## Problem
Scan the material and copy every line in which "text" appears.

## Given data
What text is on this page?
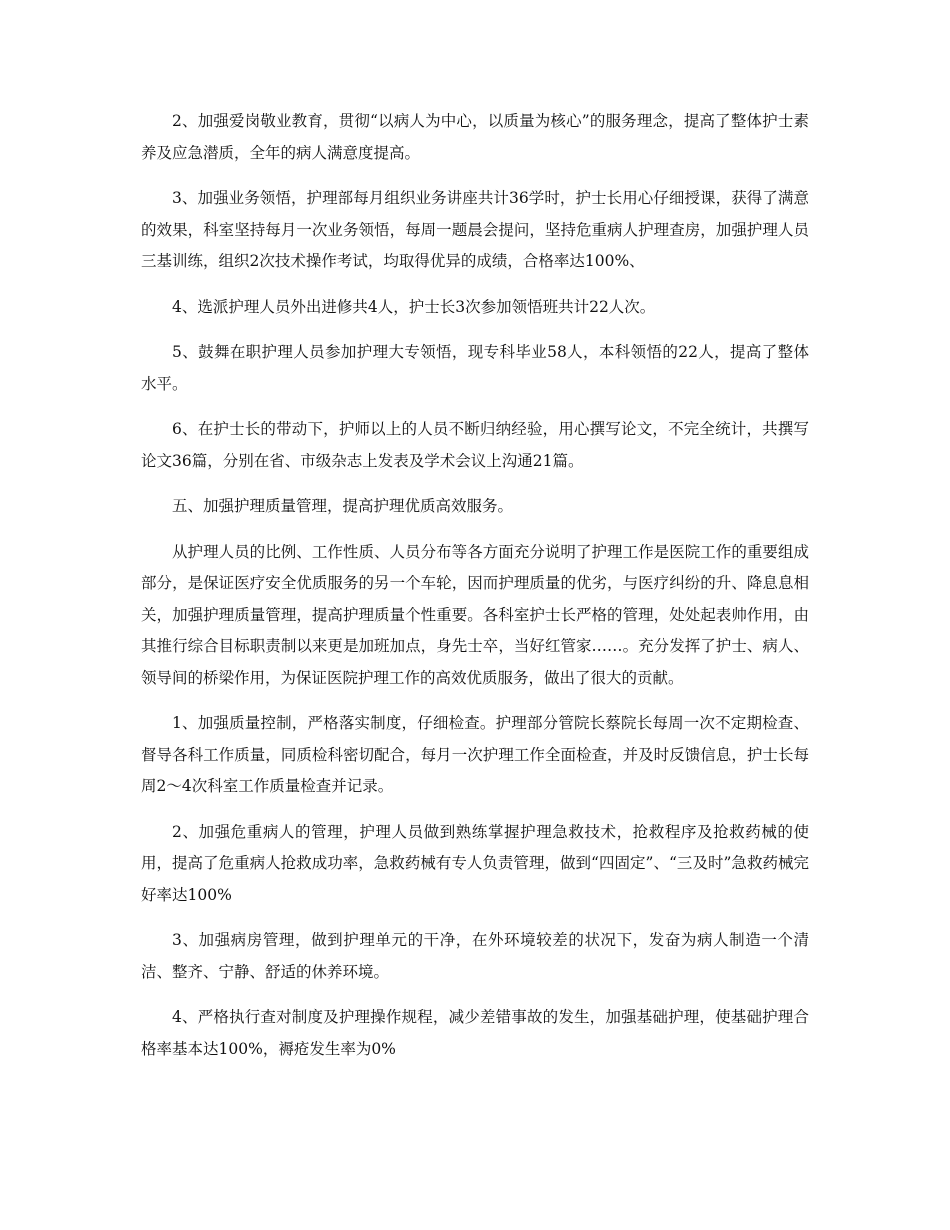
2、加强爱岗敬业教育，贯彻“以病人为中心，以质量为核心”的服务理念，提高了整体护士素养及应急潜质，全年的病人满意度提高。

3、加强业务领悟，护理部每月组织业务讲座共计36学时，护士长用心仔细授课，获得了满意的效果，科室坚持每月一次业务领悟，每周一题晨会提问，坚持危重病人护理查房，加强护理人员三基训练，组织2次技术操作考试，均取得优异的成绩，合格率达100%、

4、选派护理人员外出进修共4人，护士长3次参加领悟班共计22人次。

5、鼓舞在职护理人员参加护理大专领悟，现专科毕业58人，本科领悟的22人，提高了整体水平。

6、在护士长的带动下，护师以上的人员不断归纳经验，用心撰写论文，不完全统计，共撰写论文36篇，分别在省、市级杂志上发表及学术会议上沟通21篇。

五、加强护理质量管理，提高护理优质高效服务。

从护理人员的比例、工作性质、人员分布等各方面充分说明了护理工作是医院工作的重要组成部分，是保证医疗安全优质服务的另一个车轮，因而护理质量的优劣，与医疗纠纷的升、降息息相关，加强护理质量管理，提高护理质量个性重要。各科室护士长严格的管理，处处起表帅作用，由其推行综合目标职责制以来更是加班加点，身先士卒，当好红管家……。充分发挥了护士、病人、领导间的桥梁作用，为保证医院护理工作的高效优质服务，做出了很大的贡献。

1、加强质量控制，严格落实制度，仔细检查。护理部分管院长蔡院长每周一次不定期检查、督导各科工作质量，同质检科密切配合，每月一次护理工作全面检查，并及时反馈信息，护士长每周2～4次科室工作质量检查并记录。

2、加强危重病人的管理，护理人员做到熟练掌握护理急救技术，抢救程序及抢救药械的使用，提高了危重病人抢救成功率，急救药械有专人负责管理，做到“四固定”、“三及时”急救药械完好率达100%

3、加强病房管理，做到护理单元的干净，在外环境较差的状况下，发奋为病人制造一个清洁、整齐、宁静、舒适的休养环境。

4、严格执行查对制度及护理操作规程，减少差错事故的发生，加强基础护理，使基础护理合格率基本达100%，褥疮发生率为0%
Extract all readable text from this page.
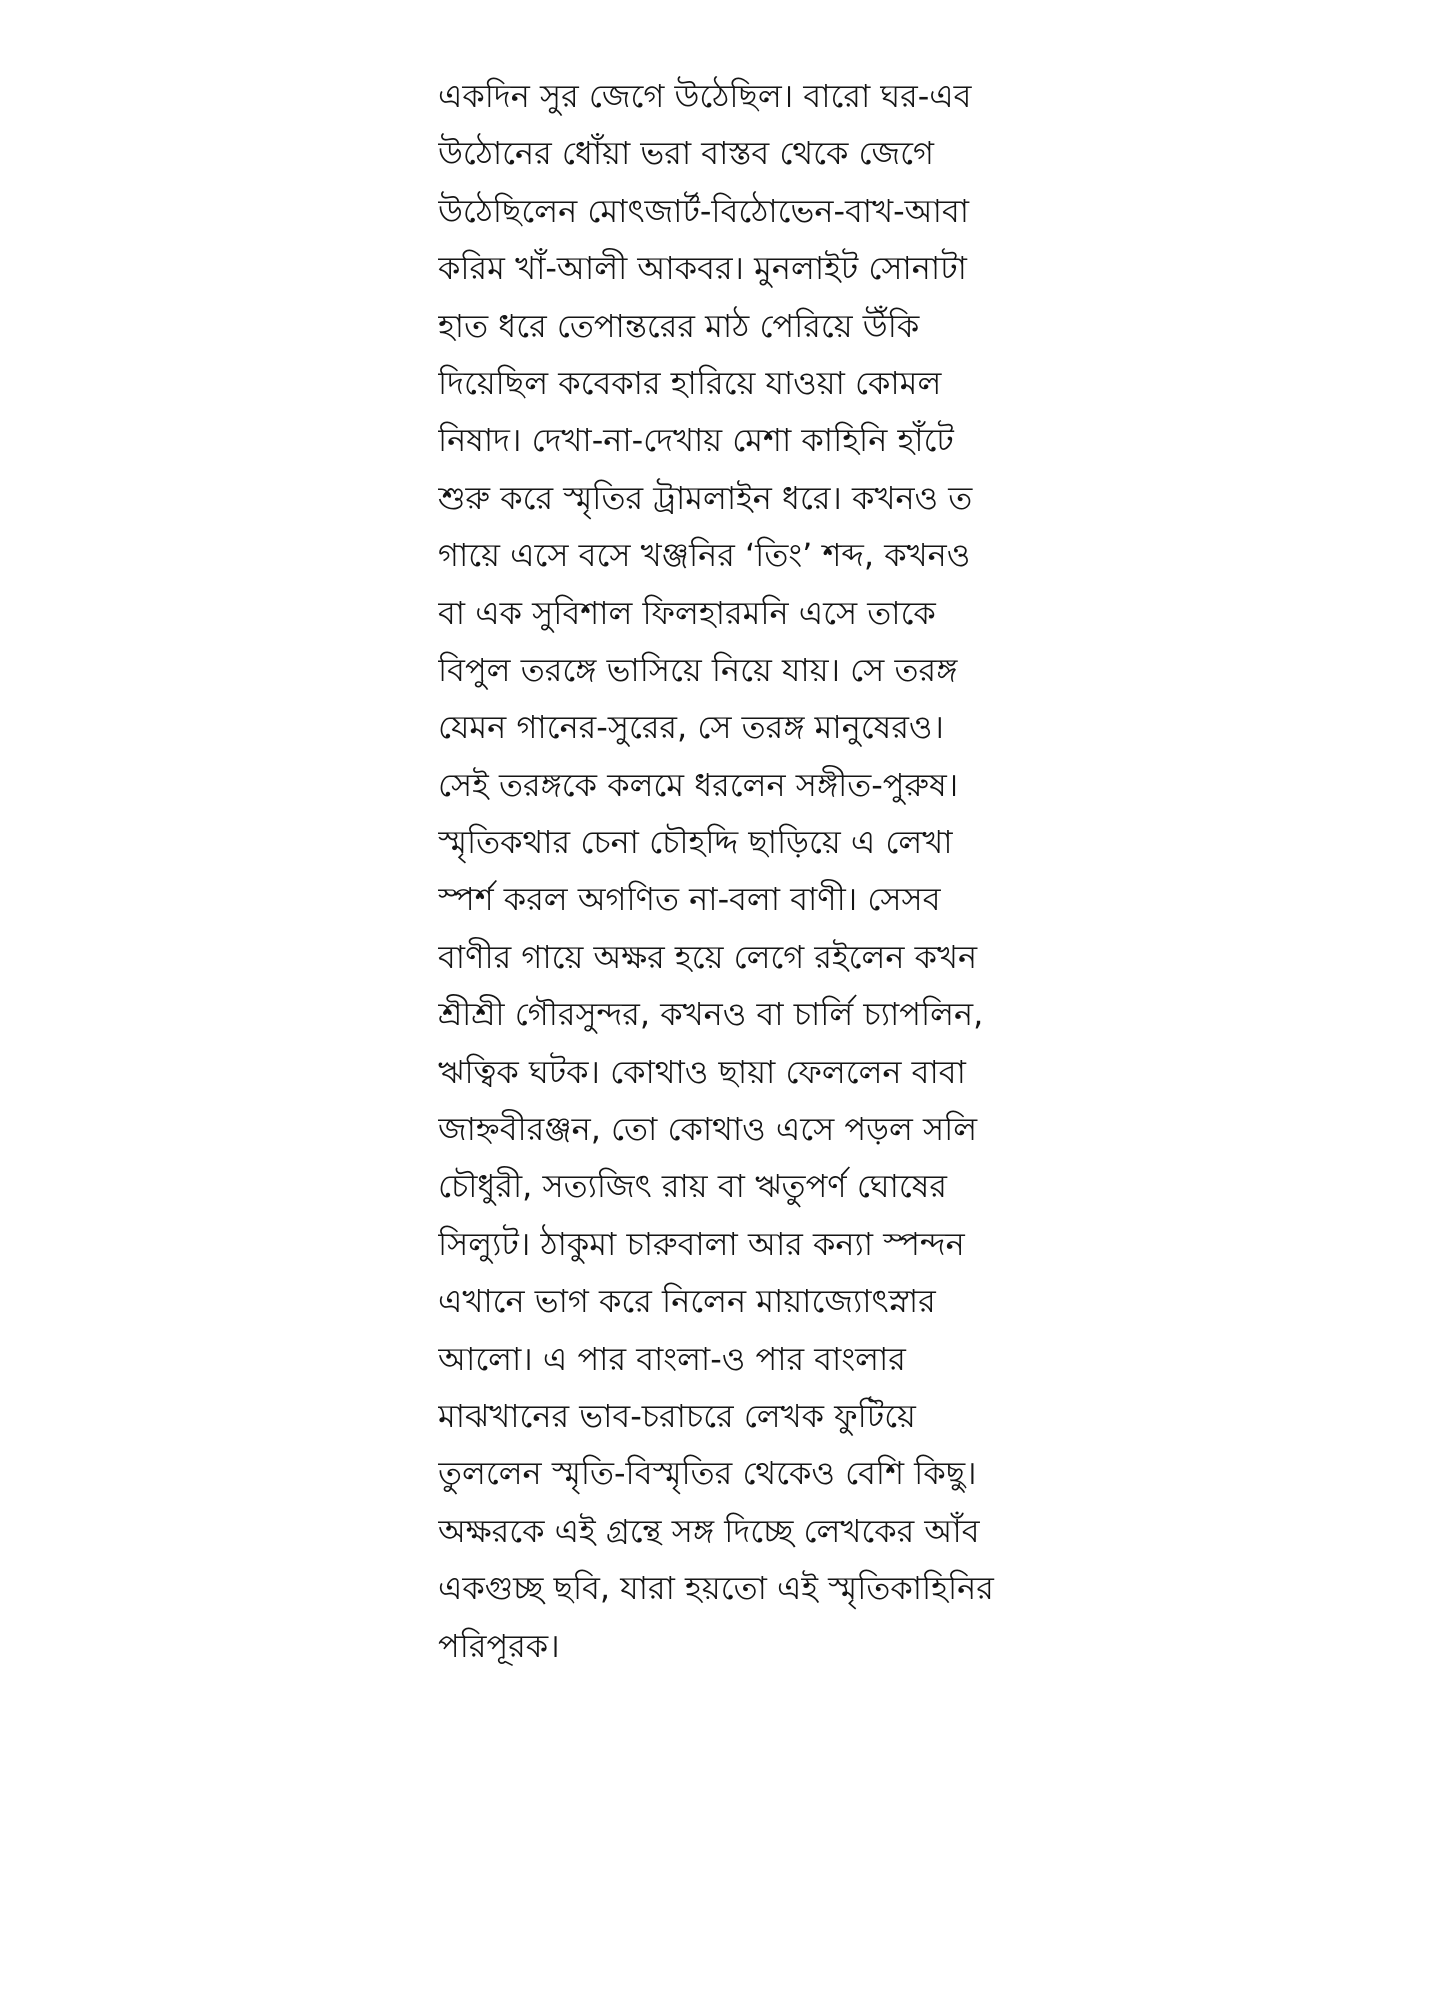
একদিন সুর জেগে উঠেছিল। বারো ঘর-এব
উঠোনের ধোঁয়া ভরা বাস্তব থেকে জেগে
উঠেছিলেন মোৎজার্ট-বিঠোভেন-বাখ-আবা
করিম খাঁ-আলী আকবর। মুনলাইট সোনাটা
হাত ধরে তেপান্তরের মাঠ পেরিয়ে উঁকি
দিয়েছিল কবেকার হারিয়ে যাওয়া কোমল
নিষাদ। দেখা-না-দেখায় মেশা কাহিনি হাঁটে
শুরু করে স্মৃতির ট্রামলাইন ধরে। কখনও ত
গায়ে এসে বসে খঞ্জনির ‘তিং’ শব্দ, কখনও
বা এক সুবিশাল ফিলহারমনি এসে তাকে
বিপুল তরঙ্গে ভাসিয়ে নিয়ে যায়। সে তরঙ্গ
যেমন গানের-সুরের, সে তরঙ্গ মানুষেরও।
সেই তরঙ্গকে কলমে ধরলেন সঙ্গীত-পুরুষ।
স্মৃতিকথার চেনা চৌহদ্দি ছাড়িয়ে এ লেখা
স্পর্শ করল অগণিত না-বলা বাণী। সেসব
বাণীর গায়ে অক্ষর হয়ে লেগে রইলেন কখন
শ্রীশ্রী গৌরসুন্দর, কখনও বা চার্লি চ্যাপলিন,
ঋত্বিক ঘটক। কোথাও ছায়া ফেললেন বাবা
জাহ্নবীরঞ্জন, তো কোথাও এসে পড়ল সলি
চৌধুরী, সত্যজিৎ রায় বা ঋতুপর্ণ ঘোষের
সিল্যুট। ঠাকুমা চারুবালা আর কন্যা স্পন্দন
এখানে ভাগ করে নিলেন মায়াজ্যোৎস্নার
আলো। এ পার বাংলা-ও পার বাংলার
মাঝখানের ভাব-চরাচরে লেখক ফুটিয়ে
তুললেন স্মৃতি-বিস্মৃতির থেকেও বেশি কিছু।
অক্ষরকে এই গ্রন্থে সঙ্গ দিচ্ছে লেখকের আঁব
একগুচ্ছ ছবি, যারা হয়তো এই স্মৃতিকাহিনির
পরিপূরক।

## Answer in full
What text is on this page?
Extract all readable text from this page.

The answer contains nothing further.